(Collected data entries)

(begin)

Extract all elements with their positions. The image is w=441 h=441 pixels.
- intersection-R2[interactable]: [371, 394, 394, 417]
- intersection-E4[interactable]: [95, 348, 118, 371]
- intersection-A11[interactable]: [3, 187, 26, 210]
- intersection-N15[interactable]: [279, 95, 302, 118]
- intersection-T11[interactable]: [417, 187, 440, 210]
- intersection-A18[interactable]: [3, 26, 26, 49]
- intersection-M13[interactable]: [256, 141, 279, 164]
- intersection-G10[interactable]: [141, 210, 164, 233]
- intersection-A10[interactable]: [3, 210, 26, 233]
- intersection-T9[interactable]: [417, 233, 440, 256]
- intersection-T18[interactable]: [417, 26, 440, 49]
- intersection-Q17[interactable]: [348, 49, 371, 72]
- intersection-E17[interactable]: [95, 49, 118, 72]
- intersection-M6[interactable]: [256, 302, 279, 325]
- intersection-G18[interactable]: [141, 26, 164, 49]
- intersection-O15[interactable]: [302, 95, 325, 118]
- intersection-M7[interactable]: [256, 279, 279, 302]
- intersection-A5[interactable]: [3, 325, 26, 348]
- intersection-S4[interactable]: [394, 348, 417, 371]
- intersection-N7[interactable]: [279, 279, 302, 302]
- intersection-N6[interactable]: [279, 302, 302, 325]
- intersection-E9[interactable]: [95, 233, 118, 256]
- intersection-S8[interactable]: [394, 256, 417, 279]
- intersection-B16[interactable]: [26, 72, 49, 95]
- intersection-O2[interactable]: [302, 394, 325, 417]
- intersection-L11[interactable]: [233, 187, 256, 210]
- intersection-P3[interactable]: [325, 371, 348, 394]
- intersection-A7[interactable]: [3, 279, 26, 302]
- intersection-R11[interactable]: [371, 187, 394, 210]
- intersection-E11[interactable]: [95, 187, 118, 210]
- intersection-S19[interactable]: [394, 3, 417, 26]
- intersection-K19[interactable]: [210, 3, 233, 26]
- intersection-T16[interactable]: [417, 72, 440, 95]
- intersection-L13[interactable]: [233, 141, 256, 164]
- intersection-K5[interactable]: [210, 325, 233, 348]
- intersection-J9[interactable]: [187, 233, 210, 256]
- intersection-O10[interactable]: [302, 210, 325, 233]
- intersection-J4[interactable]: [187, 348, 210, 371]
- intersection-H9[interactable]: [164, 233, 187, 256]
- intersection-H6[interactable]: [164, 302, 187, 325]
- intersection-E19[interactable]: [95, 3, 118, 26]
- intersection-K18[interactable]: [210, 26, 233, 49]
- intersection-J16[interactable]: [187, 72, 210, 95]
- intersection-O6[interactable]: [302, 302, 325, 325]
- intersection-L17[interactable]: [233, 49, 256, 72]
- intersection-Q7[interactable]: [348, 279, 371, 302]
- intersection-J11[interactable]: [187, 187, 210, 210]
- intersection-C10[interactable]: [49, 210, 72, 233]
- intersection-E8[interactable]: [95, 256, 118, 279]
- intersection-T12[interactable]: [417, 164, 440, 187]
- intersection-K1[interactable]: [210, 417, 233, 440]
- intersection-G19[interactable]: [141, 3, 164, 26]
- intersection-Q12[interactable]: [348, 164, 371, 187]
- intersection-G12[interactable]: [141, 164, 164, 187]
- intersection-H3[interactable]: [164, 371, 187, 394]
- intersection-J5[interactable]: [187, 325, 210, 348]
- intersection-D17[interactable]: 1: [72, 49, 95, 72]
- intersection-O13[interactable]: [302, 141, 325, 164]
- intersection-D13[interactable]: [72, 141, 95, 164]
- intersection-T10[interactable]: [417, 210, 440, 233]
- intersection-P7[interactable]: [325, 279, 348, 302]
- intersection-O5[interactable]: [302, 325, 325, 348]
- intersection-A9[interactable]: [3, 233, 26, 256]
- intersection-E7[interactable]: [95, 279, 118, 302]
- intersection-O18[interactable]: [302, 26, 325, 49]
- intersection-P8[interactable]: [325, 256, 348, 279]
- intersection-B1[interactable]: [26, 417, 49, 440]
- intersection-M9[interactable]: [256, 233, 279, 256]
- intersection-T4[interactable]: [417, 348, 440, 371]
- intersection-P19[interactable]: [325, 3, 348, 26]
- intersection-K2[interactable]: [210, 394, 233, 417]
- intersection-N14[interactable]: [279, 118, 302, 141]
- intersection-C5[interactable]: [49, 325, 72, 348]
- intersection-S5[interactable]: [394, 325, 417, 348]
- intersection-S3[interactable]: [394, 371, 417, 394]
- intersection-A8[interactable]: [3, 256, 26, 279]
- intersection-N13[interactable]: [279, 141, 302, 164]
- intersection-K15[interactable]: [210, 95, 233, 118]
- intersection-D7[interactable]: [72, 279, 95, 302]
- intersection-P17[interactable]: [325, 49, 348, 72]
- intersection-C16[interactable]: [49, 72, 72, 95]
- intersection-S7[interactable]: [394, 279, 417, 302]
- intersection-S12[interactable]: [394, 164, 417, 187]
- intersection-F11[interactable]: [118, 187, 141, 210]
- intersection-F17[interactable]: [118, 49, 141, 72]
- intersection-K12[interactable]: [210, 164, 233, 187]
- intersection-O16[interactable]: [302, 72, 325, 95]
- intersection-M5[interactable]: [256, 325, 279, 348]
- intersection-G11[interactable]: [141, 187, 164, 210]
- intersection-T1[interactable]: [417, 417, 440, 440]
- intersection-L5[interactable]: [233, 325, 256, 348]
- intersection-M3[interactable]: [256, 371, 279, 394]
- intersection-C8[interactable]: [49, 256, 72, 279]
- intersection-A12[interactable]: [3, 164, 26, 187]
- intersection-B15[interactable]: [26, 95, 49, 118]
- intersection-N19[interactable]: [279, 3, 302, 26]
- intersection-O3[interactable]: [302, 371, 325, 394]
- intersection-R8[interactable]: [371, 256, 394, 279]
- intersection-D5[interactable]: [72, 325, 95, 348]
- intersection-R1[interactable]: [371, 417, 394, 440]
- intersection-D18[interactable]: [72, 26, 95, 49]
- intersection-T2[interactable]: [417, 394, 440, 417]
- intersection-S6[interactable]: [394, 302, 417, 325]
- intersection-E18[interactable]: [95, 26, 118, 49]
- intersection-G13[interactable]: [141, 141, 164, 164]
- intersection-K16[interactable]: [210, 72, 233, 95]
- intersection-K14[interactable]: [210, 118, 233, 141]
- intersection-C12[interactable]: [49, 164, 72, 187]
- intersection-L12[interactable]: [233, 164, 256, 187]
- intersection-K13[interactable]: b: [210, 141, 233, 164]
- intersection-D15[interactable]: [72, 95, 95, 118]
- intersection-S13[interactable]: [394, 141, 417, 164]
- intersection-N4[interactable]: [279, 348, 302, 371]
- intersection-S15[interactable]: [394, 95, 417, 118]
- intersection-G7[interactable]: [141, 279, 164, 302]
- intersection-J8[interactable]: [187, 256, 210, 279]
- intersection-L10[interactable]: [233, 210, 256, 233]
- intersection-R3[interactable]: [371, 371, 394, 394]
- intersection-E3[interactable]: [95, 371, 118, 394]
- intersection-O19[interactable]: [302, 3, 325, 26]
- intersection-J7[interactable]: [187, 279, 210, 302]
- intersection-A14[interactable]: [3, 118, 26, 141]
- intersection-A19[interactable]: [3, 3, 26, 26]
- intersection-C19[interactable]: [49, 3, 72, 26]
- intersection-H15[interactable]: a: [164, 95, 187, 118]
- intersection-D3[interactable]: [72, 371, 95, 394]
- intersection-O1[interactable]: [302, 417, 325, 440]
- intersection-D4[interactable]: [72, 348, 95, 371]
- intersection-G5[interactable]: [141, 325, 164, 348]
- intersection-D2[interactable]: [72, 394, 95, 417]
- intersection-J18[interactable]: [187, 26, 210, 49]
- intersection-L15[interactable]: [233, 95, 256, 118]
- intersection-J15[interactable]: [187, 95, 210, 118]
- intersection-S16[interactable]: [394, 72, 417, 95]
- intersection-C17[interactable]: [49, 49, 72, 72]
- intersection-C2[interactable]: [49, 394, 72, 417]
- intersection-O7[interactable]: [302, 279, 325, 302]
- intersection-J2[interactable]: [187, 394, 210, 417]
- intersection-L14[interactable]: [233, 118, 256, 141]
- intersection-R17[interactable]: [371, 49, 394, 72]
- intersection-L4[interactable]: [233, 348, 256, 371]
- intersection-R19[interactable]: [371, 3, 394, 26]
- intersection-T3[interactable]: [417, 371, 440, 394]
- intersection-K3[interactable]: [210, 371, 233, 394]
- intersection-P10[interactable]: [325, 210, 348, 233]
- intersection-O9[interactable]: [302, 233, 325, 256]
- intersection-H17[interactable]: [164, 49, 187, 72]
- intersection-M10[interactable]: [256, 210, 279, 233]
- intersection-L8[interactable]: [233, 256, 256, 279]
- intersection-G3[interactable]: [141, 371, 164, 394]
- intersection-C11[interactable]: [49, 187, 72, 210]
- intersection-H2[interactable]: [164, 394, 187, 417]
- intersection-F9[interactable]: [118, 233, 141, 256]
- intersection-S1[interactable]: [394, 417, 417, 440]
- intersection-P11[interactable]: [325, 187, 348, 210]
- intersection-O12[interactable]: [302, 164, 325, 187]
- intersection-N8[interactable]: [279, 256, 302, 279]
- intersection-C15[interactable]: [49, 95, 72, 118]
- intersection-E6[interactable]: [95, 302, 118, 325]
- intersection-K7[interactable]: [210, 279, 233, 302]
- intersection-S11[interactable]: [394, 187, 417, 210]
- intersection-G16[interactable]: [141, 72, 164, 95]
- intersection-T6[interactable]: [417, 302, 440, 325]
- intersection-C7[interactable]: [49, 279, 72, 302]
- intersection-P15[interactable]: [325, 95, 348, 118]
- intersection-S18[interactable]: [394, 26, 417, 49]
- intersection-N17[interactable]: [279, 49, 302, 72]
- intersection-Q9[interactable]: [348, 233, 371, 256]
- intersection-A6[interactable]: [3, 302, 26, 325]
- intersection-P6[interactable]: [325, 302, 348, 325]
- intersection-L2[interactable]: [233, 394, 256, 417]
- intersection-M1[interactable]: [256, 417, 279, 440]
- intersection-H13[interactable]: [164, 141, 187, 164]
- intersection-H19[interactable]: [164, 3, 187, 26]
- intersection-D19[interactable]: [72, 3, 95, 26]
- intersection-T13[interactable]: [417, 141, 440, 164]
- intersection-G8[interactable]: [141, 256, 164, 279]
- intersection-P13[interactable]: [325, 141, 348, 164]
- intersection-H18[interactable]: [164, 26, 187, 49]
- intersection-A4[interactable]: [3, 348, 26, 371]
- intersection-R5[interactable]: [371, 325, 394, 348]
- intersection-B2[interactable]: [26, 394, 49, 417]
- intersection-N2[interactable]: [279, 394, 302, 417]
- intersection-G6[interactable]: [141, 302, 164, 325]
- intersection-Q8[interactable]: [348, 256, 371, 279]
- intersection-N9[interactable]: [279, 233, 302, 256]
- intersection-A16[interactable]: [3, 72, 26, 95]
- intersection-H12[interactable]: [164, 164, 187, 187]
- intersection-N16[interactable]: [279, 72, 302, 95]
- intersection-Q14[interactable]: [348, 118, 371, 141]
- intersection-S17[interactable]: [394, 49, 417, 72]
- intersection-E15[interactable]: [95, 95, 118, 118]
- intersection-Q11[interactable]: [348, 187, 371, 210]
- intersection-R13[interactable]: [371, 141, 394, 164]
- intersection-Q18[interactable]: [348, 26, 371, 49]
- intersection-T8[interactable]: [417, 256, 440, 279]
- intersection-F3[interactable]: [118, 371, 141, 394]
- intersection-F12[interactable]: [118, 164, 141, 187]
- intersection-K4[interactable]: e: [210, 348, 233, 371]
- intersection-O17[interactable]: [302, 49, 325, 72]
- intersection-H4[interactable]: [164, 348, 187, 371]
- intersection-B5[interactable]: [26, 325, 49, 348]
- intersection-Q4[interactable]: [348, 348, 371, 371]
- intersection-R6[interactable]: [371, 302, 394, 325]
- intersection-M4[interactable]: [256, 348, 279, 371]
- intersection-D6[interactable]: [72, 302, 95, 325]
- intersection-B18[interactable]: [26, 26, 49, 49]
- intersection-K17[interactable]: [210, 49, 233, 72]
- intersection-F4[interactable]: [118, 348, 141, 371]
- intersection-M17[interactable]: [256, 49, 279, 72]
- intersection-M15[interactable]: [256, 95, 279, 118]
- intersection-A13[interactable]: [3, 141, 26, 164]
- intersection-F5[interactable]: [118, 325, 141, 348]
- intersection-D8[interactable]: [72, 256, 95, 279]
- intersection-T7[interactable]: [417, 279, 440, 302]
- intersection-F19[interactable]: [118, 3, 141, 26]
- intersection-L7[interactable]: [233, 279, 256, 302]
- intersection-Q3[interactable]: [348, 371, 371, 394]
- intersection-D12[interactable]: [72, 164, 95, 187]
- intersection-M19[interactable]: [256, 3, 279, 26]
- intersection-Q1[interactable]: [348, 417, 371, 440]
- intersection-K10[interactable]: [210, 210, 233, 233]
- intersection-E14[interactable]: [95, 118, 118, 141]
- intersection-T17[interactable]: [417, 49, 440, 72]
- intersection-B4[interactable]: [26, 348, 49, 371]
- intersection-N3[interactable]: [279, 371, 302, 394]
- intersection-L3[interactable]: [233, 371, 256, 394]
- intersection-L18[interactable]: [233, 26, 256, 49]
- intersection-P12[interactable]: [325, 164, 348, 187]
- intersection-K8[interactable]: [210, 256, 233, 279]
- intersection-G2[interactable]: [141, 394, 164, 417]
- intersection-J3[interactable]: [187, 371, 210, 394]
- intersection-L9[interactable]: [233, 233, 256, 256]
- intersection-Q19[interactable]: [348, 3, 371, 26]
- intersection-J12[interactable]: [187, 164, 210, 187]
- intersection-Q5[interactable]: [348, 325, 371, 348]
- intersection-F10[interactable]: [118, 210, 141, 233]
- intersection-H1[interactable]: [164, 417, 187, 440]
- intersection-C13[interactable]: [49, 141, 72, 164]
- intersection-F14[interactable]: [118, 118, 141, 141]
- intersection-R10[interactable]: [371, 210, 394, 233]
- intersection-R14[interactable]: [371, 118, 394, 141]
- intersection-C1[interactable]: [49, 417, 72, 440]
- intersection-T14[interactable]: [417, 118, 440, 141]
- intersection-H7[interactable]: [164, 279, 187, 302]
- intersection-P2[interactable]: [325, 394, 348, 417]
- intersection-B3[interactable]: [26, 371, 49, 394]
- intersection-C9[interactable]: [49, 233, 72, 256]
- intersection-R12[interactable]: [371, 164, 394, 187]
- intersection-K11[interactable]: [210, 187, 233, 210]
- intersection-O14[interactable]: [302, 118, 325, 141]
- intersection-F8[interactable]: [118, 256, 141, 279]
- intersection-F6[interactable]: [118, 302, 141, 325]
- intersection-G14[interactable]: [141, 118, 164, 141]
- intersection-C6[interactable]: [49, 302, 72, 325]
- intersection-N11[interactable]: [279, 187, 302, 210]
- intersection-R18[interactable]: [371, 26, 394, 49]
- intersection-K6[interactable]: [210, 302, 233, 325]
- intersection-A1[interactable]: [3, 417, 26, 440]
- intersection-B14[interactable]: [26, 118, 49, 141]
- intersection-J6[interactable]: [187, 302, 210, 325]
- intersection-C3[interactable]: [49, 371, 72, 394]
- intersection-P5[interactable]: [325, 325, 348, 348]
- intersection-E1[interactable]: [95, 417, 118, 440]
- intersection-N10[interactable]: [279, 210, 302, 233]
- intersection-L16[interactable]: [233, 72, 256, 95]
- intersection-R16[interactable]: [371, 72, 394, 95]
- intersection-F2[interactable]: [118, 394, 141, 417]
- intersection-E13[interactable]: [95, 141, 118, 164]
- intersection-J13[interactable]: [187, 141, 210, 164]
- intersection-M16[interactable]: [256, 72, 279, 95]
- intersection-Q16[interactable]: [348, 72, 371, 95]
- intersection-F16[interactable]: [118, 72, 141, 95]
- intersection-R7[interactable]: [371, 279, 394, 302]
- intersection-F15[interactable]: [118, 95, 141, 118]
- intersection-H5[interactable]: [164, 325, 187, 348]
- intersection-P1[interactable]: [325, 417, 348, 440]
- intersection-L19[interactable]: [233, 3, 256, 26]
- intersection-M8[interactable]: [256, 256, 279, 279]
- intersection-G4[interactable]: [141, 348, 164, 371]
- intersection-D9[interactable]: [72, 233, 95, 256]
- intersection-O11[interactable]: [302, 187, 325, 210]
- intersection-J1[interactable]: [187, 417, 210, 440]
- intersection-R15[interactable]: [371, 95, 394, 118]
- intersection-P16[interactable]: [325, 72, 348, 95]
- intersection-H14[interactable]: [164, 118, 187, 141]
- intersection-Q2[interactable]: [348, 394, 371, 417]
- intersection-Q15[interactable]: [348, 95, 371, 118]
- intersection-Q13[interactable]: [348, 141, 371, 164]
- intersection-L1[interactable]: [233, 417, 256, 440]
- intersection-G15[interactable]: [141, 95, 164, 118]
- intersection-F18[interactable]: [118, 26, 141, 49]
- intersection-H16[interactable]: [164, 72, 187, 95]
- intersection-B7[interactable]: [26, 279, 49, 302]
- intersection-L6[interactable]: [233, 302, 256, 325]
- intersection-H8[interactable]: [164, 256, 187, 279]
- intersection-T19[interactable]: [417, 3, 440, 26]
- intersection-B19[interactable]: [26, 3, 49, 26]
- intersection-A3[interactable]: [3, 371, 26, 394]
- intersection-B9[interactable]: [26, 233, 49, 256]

(end)

- PROBLEM REQUIREMENTS
Please tally the lines in the items above that contain the string "positions", treating uppercase and lowercase as different, and give only the number.

- TASK SOLUTION
1